----- Given data -----

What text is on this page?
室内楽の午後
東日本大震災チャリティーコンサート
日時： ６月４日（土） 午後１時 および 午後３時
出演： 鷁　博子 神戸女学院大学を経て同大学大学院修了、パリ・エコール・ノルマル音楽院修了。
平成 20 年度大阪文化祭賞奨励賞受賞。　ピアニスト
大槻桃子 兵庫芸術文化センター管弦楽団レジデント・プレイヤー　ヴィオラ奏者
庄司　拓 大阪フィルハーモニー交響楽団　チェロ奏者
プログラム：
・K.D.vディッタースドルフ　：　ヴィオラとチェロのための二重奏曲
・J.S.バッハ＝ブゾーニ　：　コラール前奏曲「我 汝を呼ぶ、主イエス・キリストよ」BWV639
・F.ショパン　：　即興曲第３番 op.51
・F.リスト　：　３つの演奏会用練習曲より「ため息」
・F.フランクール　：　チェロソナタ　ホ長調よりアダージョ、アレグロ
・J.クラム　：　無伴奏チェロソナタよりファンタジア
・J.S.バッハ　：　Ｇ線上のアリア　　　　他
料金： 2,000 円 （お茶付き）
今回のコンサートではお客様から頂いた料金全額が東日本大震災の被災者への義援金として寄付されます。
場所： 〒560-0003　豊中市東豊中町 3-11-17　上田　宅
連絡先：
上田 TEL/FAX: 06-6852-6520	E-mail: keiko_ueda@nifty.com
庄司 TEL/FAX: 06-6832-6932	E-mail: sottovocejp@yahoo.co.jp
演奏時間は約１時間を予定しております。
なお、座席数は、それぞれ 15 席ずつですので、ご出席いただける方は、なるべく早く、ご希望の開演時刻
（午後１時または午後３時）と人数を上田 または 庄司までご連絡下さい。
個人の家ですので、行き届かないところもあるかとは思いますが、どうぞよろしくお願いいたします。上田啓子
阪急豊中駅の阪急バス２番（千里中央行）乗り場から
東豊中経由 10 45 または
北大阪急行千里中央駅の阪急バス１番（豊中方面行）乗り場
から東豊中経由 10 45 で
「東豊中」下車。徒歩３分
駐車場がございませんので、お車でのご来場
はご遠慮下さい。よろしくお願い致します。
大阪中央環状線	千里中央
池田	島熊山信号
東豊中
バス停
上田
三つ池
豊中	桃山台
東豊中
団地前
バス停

-----

__Description of the task__.
Print the listing above in its entirety, with every line exact.

__Reply__.
What text is on this page?
室内楽の午後
東日本大震災チャリティーコンサート
日時： ６月４日（土） 午後１時 および 午後３時
出演： 鷁　博子 神戸女学院大学を経て同大学大学院修了、パリ・エコール・ノルマル音楽院修了。
平成 20 年度大阪文化祭賞奨励賞受賞。　ピアニスト
大槻桃子 兵庫芸術文化センター管弦楽団レジデント・プレイヤー　ヴィオラ奏者
庄司　拓 大阪フィルハーモニー交響楽団　チェロ奏者
プログラム：
・K.D.vディッタースドルフ　：　ヴィオラとチェロのための二重奏曲
・J.S.バッハ＝ブゾーニ　：　コラール前奏曲「我 汝を呼ぶ、主イエス・キリストよ」BWV639
・F.ショパン　：　即興曲第３番 op.51
・F.リスト　：　３つの演奏会用練習曲より「ため息」
・F.フランクール　：　チェロソナタ　ホ長調よりアダージョ、アレグロ
・J.クラム　：　無伴奏チェロソナタよりファンタジア
・J.S.バッハ　：　Ｇ線上のアリア　　　　他
料金： 2,000 円 （お茶付き）
今回のコンサートではお客様から頂いた料金全額が東日本大震災の被災者への義援金として寄付されます。
場所： 〒560-0003　豊中市東豊中町 3-11-17　上田　宅
連絡先：
上田 TEL/FAX: 06-6852-6520	E-mail: keiko_ueda@nifty.com
庄司 TEL/FAX: 06-6832-6932	E-mail: sottovocejp@yahoo.co.jp
演奏時間は約１時間を予定しております。
なお、座席数は、それぞれ 15 席ずつですので、ご出席いただける方は、なるべく早く、ご希望の開演時刻
（午後１時または午後３時）と人数を上田 または 庄司までご連絡下さい。
個人の家ですので、行き届かないところもあるかとは思いますが、どうぞよろしくお願いいたします。上田啓子
阪急豊中駅の阪急バス２番（千里中央行）乗り場から
東豊中経由 10 45 または
北大阪急行千里中央駅の阪急バス１番（豊中方面行）乗り場
から東豊中経由 10 45 で
「東豊中」下車。徒歩３分
駐車場がございませんので、お車でのご来場
はご遠慮下さい。よろしくお願い致します。
大阪中央環状線	千里中央
池田	島熊山信号
東豊中
バス停
上田
三つ池
豊中	桃山台
東豊中
団地前
バス停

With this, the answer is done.